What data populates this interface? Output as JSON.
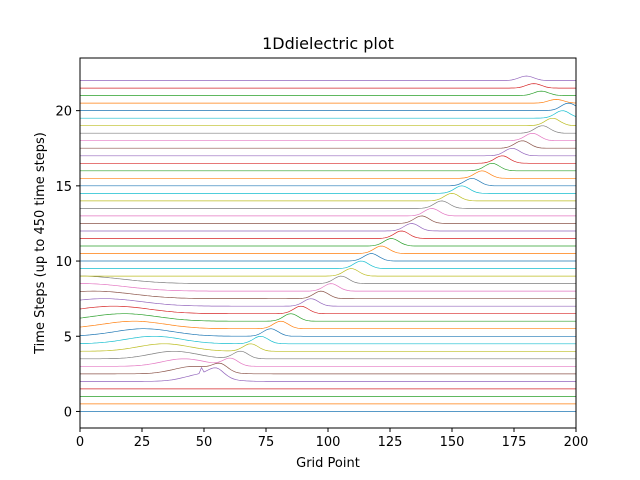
{
  "chart_data": {
    "type": "line",
    "title": "1Ddielectric plot",
    "xlabel": "Grid Point",
    "ylabel": "Time Steps (up to 450 time steps)",
    "xlim": [
      0,
      200
    ],
    "ylim": [
      -1.1,
      23.5
    ],
    "xticks": [
      0,
      25,
      50,
      75,
      100,
      125,
      150,
      175,
      200
    ],
    "yticks": [
      0,
      5,
      10,
      15,
      20
    ],
    "ytick_labels": [
      "0",
      "5",
      "10",
      "15",
      "20"
    ],
    "grid": false,
    "legend": "none",
    "colors": [
      "#1f77b4",
      "#ff7f0e",
      "#2ca02c",
      "#d62728",
      "#9467bd",
      "#8c564b",
      "#e377c2",
      "#7f7f7f",
      "#bcbd22",
      "#17becf"
    ],
    "series_offsets": [
      0.0,
      0.5,
      1.0,
      1.5,
      2.0,
      2.5,
      3.0,
      3.5,
      4.0,
      4.5,
      5.0,
      5.5,
      6.0,
      6.5,
      7.0,
      7.5,
      8.0,
      8.5,
      9.0,
      9.5,
      10.0,
      10.5,
      11.0,
      11.5,
      12.0,
      12.5,
      13.0,
      13.5,
      14.0,
      14.5,
      15.0,
      15.5,
      16.0,
      16.5,
      17.0,
      17.5,
      18.0,
      18.5,
      19.0,
      19.5,
      20.0,
      20.5,
      21.0,
      21.5,
      22.0
    ],
    "transmitted_pulse": {
      "start_x": 55,
      "start_y": 2.3,
      "end_x": 197,
      "end_y": 19.8,
      "amplitude": 0.5,
      "width": 3
    },
    "reflected_pulse": {
      "start_x": 50,
      "start_y": 2.0,
      "end_x": 0,
      "end_y": 8.2,
      "amplitude": 0.5,
      "width": 12
    },
    "late_echoes": [
      {
        "y": 20.5,
        "x": 192,
        "amplitude": 0.25
      },
      {
        "y": 21.0,
        "x": 186,
        "amplitude": 0.3
      },
      {
        "y": 21.5,
        "x": 183,
        "amplitude": 0.3
      },
      {
        "y": 22.0,
        "x": 180,
        "amplitude": 0.3
      }
    ],
    "step_edge_x": 49
  }
}
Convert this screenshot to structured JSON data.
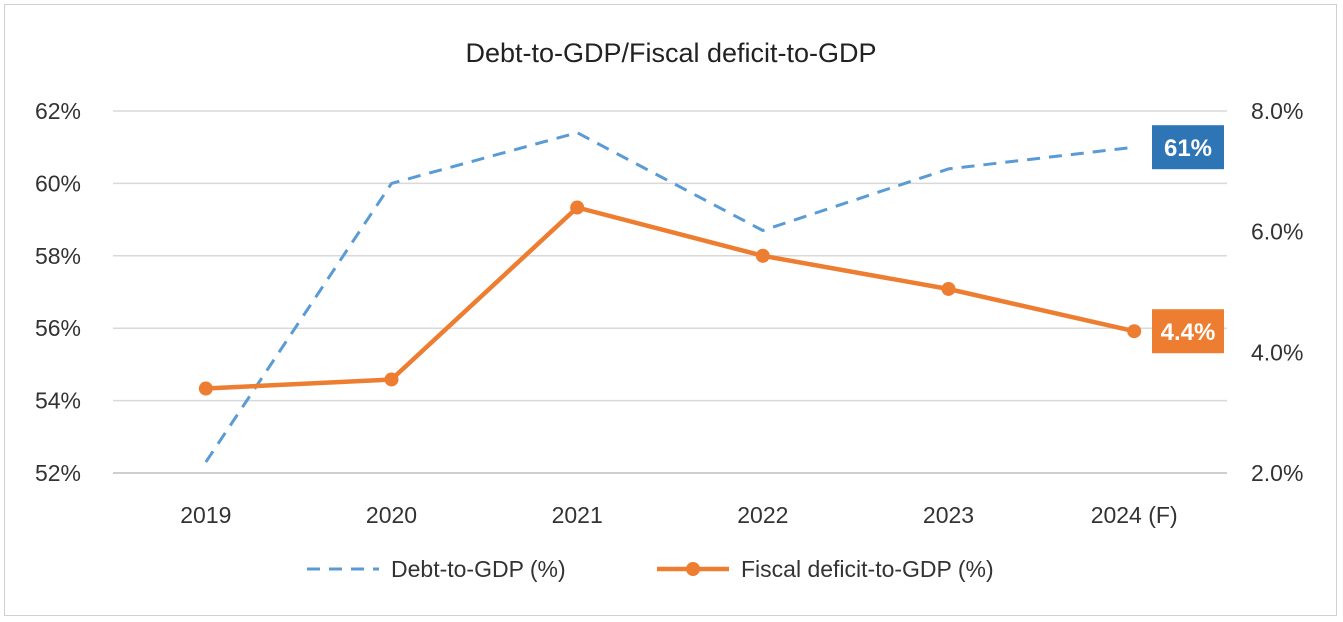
{
  "chart_data": {
    "type": "line",
    "title": "Debt-to-GDP/Fiscal deficit-to-GDP",
    "categories": [
      "2019",
      "2020",
      "2021",
      "2022",
      "2023",
      "2024 (F)"
    ],
    "y_left": {
      "min": 52,
      "max": 62,
      "step": 2,
      "ticks": [
        "52%",
        "54%",
        "56%",
        "58%",
        "60%",
        "62%"
      ]
    },
    "y_right": {
      "min": 2.0,
      "max": 8.0,
      "step": 2.0,
      "ticks": [
        "2.0%",
        "4.0%",
        "6.0%",
        "8.0%"
      ]
    },
    "grid": true,
    "legend_position": "bottom",
    "series": [
      {
        "name": "Debt-to-GDP (%)",
        "axis": "left",
        "style": "dashed",
        "color": "#5b9bd5",
        "values": [
          52.3,
          60.0,
          61.4,
          58.7,
          60.4,
          61.0
        ],
        "end_label": "61%",
        "end_label_color": "#2e75b6"
      },
      {
        "name": "Fiscal deficit-to-GDP (%)",
        "axis": "right",
        "style": "solid-markers",
        "color": "#ed7d31",
        "values": [
          3.4,
          3.55,
          6.4,
          5.6,
          5.05,
          4.35
        ],
        "end_label": "4.4%",
        "end_label_color": "#ed7d31"
      }
    ]
  }
}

* **Instructions to follow**
Without the pictures, repeat the listing above exactly.

* **Solution**
What data populates this interface? Output as JSON.
{
  "chart_data": {
    "type": "line",
    "title": "1Ddielectric plot",
    "xlabel": "Grid Point",
    "ylabel": "Time Steps (up to 450 time steps)",
    "xlim": [
      0,
      200
    ],
    "ylim": [
      -1.1,
      23.5
    ],
    "xticks": [
      0,
      25,
      50,
      75,
      100,
      125,
      150,
      175,
      200
    ],
    "yticks": [
      0,
      5,
      10,
      15,
      20
    ],
    "ytick_labels": [
      "0",
      "5",
      "10",
      "15",
      "20"
    ],
    "grid": false,
    "legend": "none",
    "colors": [
      "#1f77b4",
      "#ff7f0e",
      "#2ca02c",
      "#d62728",
      "#9467bd",
      "#8c564b",
      "#e377c2",
      "#7f7f7f",
      "#bcbd22",
      "#17becf"
    ],
    "series_offsets": [
      0.0,
      0.5,
      1.0,
      1.5,
      2.0,
      2.5,
      3.0,
      3.5,
      4.0,
      4.5,
      5.0,
      5.5,
      6.0,
      6.5,
      7.0,
      7.5,
      8.0,
      8.5,
      9.0,
      9.5,
      10.0,
      10.5,
      11.0,
      11.5,
      12.0,
      12.5,
      13.0,
      13.5,
      14.0,
      14.5,
      15.0,
      15.5,
      16.0,
      16.5,
      17.0,
      17.5,
      18.0,
      18.5,
      19.0,
      19.5,
      20.0,
      20.5,
      21.0,
      21.5,
      22.0
    ],
    "transmitted_pulse": {
      "start_x": 55,
      "start_y": 2.3,
      "end_x": 197,
      "end_y": 19.8,
      "amplitude": 0.5,
      "width": 3
    },
    "reflected_pulse": {
      "start_x": 50,
      "start_y": 2.0,
      "end_x": 0,
      "end_y": 8.2,
      "amplitude": 0.5,
      "width": 12
    },
    "late_echoes": [
      {
        "y": 20.5,
        "x": 192,
        "amplitude": 0.25
      },
      {
        "y": 21.0,
        "x": 186,
        "amplitude": 0.3
      },
      {
        "y": 21.5,
        "x": 183,
        "amplitude": 0.3
      },
      {
        "y": 22.0,
        "x": 180,
        "amplitude": 0.3
      }
    ],
    "step_edge_x": 49
  }
}
Convert this screenshot to structured JSON data.
{
  "chart_data": {
    "type": "line",
    "title": "Debt-to-GDP/Fiscal deficit-to-GDP",
    "categories": [
      "2019",
      "2020",
      "2021",
      "2022",
      "2023",
      "2024 (F)"
    ],
    "y_left": {
      "min": 52,
      "max": 62,
      "step": 2,
      "ticks": [
        "52%",
        "54%",
        "56%",
        "58%",
        "60%",
        "62%"
      ]
    },
    "y_right": {
      "min": 2.0,
      "max": 8.0,
      "step": 2.0,
      "ticks": [
        "2.0%",
        "4.0%",
        "6.0%",
        "8.0%"
      ]
    },
    "grid": true,
    "legend_position": "bottom",
    "series": [
      {
        "name": "Debt-to-GDP (%)",
        "axis": "left",
        "style": "dashed",
        "color": "#5b9bd5",
        "values": [
          52.3,
          60.0,
          61.4,
          58.7,
          60.4,
          61.0
        ],
        "end_label": "61%",
        "end_label_color": "#2e75b6"
      },
      {
        "name": "Fiscal deficit-to-GDP (%)",
        "axis": "right",
        "style": "solid-markers",
        "color": "#ed7d31",
        "values": [
          3.4,
          3.55,
          6.4,
          5.6,
          5.05,
          4.35
        ],
        "end_label": "4.4%",
        "end_label_color": "#ed7d31"
      }
    ]
  }
}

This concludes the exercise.